**Task to carry out:** Write out the complete material exactly as it stands.

**Information shown:**
^^^^^^^^^^^^^^^^
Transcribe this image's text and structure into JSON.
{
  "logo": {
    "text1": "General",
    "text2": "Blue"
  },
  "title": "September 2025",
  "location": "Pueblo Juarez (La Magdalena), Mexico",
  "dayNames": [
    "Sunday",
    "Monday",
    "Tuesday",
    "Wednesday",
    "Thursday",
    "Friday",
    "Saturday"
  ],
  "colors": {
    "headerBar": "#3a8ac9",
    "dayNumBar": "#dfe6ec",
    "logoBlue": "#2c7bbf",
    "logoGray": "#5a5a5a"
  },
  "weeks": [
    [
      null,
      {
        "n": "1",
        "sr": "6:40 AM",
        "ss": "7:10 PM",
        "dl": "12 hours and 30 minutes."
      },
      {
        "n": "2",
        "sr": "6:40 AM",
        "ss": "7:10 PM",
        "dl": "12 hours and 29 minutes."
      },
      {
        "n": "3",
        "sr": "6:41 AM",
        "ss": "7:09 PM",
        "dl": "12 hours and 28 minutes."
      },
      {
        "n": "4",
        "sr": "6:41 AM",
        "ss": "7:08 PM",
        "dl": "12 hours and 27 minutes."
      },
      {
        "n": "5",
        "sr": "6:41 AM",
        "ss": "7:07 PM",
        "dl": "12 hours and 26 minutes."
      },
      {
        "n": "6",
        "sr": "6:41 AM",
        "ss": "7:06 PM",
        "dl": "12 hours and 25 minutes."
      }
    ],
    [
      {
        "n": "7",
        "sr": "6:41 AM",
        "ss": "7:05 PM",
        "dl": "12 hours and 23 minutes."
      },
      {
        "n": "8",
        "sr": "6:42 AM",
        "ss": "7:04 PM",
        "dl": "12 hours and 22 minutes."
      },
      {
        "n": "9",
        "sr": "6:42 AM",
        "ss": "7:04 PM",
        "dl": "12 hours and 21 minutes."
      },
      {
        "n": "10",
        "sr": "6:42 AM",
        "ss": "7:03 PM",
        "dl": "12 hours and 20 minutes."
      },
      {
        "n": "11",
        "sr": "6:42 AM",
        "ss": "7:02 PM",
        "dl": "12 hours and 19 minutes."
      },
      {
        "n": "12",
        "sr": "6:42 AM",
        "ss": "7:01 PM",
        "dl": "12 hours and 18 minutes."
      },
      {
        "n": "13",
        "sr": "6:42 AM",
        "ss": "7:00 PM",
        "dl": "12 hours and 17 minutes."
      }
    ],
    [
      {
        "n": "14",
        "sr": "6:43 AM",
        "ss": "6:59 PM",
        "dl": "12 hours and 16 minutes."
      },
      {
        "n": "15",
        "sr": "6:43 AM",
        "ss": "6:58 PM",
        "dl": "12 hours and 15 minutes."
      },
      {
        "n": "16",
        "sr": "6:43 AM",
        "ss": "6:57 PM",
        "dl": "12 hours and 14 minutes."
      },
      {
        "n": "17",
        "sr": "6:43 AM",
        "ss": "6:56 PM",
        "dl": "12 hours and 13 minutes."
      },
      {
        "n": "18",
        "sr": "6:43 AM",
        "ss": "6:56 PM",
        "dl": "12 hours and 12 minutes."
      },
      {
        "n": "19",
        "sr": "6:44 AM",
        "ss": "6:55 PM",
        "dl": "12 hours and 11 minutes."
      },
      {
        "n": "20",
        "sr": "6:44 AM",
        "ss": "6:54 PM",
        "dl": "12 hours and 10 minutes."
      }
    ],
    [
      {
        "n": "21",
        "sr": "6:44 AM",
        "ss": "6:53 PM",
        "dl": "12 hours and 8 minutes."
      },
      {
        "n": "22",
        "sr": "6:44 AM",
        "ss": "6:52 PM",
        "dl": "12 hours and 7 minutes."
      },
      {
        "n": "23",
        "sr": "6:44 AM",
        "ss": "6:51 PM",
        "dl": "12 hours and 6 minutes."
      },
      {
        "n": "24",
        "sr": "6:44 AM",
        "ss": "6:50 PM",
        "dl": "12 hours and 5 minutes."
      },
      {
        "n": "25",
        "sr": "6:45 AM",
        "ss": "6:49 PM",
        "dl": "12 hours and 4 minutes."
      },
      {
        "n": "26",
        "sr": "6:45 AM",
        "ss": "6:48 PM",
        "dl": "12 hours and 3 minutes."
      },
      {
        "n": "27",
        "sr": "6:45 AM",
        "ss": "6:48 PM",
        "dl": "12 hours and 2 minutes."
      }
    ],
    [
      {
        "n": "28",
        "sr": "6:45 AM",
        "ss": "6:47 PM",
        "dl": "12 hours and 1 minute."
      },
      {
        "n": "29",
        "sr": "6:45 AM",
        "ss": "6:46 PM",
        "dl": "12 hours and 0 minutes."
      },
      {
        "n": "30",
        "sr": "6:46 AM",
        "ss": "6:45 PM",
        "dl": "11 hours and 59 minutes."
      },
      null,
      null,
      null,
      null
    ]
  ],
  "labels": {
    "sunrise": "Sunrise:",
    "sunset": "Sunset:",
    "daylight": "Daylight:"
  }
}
^^^^^^^^^^^^^^^^
**Task result:**
Transcribe this image's text and structure into JSON.
{
  "logo": {
    "text1": "General",
    "text2": "Blue"
  },
  "title": "September 2025",
  "location": "Pueblo Juarez (La Magdalena), Mexico",
  "dayNames": [
    "Sunday",
    "Monday",
    "Tuesday",
    "Wednesday",
    "Thursday",
    "Friday",
    "Saturday"
  ],
  "colors": {
    "headerBar": "#3a8ac9",
    "dayNumBar": "#dfe6ec",
    "logoBlue": "#2c7bbf",
    "logoGray": "#5a5a5a"
  },
  "weeks": [
    [
      null,
      {
        "n": "1",
        "sr": "6:40 AM",
        "ss": "7:10 PM",
        "dl": "12 hours and 30 minutes."
      },
      {
        "n": "2",
        "sr": "6:40 AM",
        "ss": "7:10 PM",
        "dl": "12 hours and 29 minutes."
      },
      {
        "n": "3",
        "sr": "6:41 AM",
        "ss": "7:09 PM",
        "dl": "12 hours and 28 minutes."
      },
      {
        "n": "4",
        "sr": "6:41 AM",
        "ss": "7:08 PM",
        "dl": "12 hours and 27 minutes."
      },
      {
        "n": "5",
        "sr": "6:41 AM",
        "ss": "7:07 PM",
        "dl": "12 hours and 26 minutes."
      },
      {
        "n": "6",
        "sr": "6:41 AM",
        "ss": "7:06 PM",
        "dl": "12 hours and 25 minutes."
      }
    ],
    [
      {
        "n": "7",
        "sr": "6:41 AM",
        "ss": "7:05 PM",
        "dl": "12 hours and 23 minutes."
      },
      {
        "n": "8",
        "sr": "6:42 AM",
        "ss": "7:04 PM",
        "dl": "12 hours and 22 minutes."
      },
      {
        "n": "9",
        "sr": "6:42 AM",
        "ss": "7:04 PM",
        "dl": "12 hours and 21 minutes."
      },
      {
        "n": "10",
        "sr": "6:42 AM",
        "ss": "7:03 PM",
        "dl": "12 hours and 20 minutes."
      },
      {
        "n": "11",
        "sr": "6:42 AM",
        "ss": "7:02 PM",
        "dl": "12 hours and 19 minutes."
      },
      {
        "n": "12",
        "sr": "6:42 AM",
        "ss": "7:01 PM",
        "dl": "12 hours and 18 minutes."
      },
      {
        "n": "13",
        "sr": "6:42 AM",
        "ss": "7:00 PM",
        "dl": "12 hours and 17 minutes."
      }
    ],
    [
      {
        "n": "14",
        "sr": "6:43 AM",
        "ss": "6:59 PM",
        "dl": "12 hours and 16 minutes."
      },
      {
        "n": "15",
        "sr": "6:43 AM",
        "ss": "6:58 PM",
        "dl": "12 hours and 15 minutes."
      },
      {
        "n": "16",
        "sr": "6:43 AM",
        "ss": "6:57 PM",
        "dl": "12 hours and 14 minutes."
      },
      {
        "n": "17",
        "sr": "6:43 AM",
        "ss": "6:56 PM",
        "dl": "12 hours and 13 minutes."
      },
      {
        "n": "18",
        "sr": "6:43 AM",
        "ss": "6:56 PM",
        "dl": "12 hours and 12 minutes."
      },
      {
        "n": "19",
        "sr": "6:44 AM",
        "ss": "6:55 PM",
        "dl": "12 hours and 11 minutes."
      },
      {
        "n": "20",
        "sr": "6:44 AM",
        "ss": "6:54 PM",
        "dl": "12 hours and 10 minutes."
      }
    ],
    [
      {
        "n": "21",
        "sr": "6:44 AM",
        "ss": "6:53 PM",
        "dl": "12 hours and 8 minutes."
      },
      {
        "n": "22",
        "sr": "6:44 AM",
        "ss": "6:52 PM",
        "dl": "12 hours and 7 minutes."
      },
      {
        "n": "23",
        "sr": "6:44 AM",
        "ss": "6:51 PM",
        "dl": "12 hours and 6 minutes."
      },
      {
        "n": "24",
        "sr": "6:44 AM",
        "ss": "6:50 PM",
        "dl": "12 hours and 5 minutes."
      },
      {
        "n": "25",
        "sr": "6:45 AM",
        "ss": "6:49 PM",
        "dl": "12 hours and 4 minutes."
      },
      {
        "n": "26",
        "sr": "6:45 AM",
        "ss": "6:48 PM",
        "dl": "12 hours and 3 minutes."
      },
      {
        "n": "27",
        "sr": "6:45 AM",
        "ss": "6:48 PM",
        "dl": "12 hours and 2 minutes."
      }
    ],
    [
      {
        "n": "28",
        "sr": "6:45 AM",
        "ss": "6:47 PM",
        "dl": "12 hours and 1 minute."
      },
      {
        "n": "29",
        "sr": "6:45 AM",
        "ss": "6:46 PM",
        "dl": "12 hours and 0 minutes."
      },
      {
        "n": "30",
        "sr": "6:46 AM",
        "ss": "6:45 PM",
        "dl": "11 hours and 59 minutes."
      },
      null,
      null,
      null,
      null
    ]
  ],
  "labels": {
    "sunrise": "Sunrise:",
    "sunset": "Sunset:",
    "daylight": "Daylight:"
  }
}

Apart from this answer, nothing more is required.